— Task —
Return each line of the listing that contains the string "протезирование".

>>>>

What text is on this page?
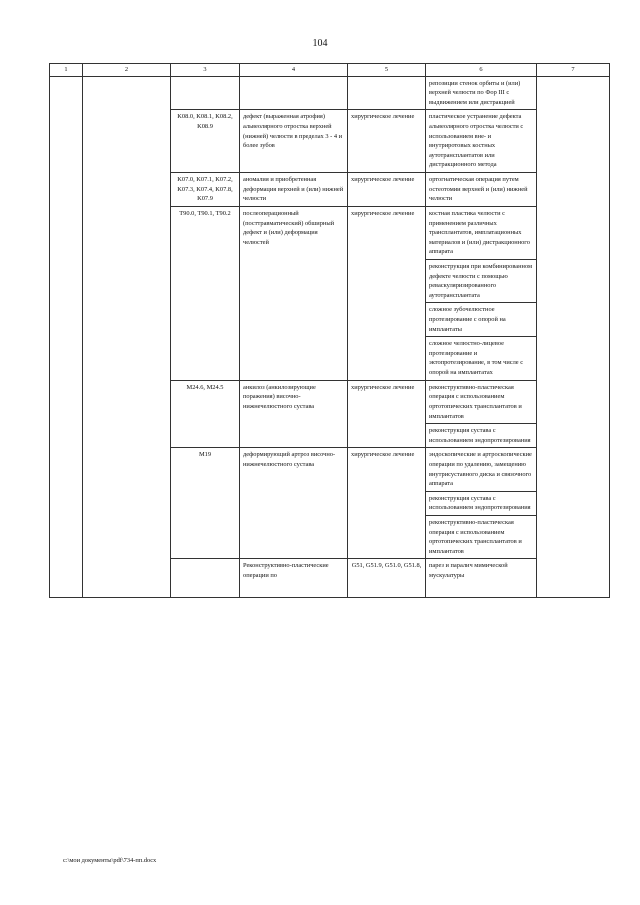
104
1	2	3	4	5	6	7	
					репозиции стенок орбиты и (или) верхней челюсти по Фор III с выдвижением или дистракцией		
		K08.0, K08.1, K08.2, K08.9	дефект (выраженная атрофия) альвеолярного отростка верхней (нижней) челюсти в пределах 3 - 4 и более зубов	хирургическое лечение	пластическое устранение дефекта альвеолярного отростка челюсти с использованием вне- и внутриротовых костных аутотрансплантатов или дистракционного метода		
		K07.0, K07.1, K07.2, K07.3, K07.4, K07.8, K07.9	аномалия и приобретенная деформация верхней и (или) нижней челюсти	хирургическое лечение	ортогнатическая операция путем остеотомии верхней и (или) нижней челюсти		
		T90.0, T90.1, T90.2	послеоперационный (посттравматический) обширный дефект и (или) деформация челюстей	хирургическое лечение	костная пластика челюсти с применением различных трансплантатов, имплатационных материалов и (или) дистракционного аппарата		
					реконструкция при комбинированном дефекте челюсти с помощью реваскуляризированного аутотрансплантата		
					сложное зубочелюстное протезирование с опорой на имплантаты		
					сложное челюстно-лицевое протезирование и эктопротезирование, в том числе с опорой на имплантатах		
		M24.6, M24.5	анкилоз (анкилозирующие поражения) височно-нижнечелюстного сустава	хирургическое лечение	реконструктивно-пластическая операция с использованием ортотопических трансплантатов и имплантатов		
					реконструкция сустава с использованием эндопротезирования		
		M19	деформирующий артроз височно-нижнечелюстного сустава	хирургическое лечение	эндоскопические и артроскопические операции по удалению, замещению внутрисуставного диска и связочного аппарата		
					реконструкция сустава с использованием эндопротезирования		
					реконструктивно-пластическая операция с использованием ортотопических трансплантатов и имплантатов		
			Реконструктивно-пластические операции по	G51, G51.9, G51.0, G51.8,	парез и паралич мимической мускулатуры			

c:\мои документы\pdf\734-пп.docx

<<<<

— Reply —
					сложное зубочелюстное протезирование с опорой на имплантаты		
					сложное челюстно-лицевое протезирование и эктопротезирование, в том числе с опорой на имплантатах		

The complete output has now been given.